[What needs to be done] Search the data for the word "label". Reproduce every line where it is found.

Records
-------
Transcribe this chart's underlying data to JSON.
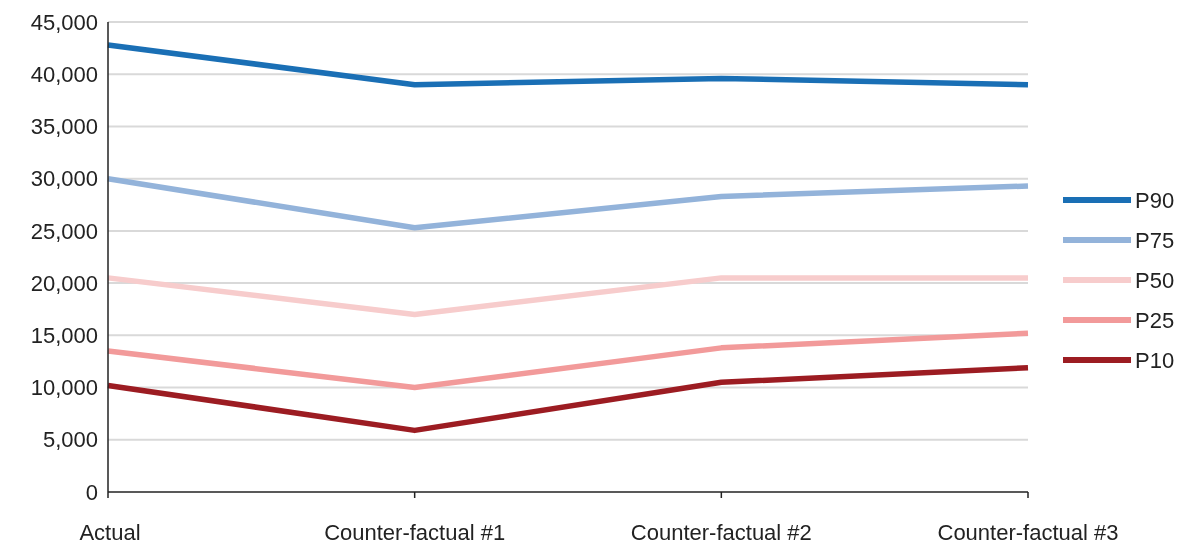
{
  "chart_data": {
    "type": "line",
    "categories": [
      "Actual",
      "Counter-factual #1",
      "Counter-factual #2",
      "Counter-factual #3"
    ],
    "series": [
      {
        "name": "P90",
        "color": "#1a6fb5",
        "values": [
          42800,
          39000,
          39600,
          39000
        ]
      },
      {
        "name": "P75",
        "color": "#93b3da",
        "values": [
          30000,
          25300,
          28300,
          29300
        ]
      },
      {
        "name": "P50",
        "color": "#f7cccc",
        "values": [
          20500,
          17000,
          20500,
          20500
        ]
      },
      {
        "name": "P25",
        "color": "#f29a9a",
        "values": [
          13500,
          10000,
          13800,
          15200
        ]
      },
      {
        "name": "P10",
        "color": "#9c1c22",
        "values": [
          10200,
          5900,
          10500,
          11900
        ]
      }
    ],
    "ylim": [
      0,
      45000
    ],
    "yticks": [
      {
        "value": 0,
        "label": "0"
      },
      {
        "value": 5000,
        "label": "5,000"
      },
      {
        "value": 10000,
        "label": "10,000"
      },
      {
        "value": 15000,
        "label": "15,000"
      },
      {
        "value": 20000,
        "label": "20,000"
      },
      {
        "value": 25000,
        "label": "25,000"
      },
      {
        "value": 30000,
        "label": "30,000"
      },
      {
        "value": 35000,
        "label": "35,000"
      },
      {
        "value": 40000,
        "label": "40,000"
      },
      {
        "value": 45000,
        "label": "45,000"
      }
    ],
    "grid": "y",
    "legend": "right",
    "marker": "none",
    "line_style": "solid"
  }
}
-------
[Exercise answer]
        "label": "0"
        "label": "5,000"
        "label": "10,000"
        "label": "15,000"
        "label": "20,000"
        "label": "25,000"
        "label": "30,000"
        "label": "35,000"
        "label": "40,000"
        "label": "45,000"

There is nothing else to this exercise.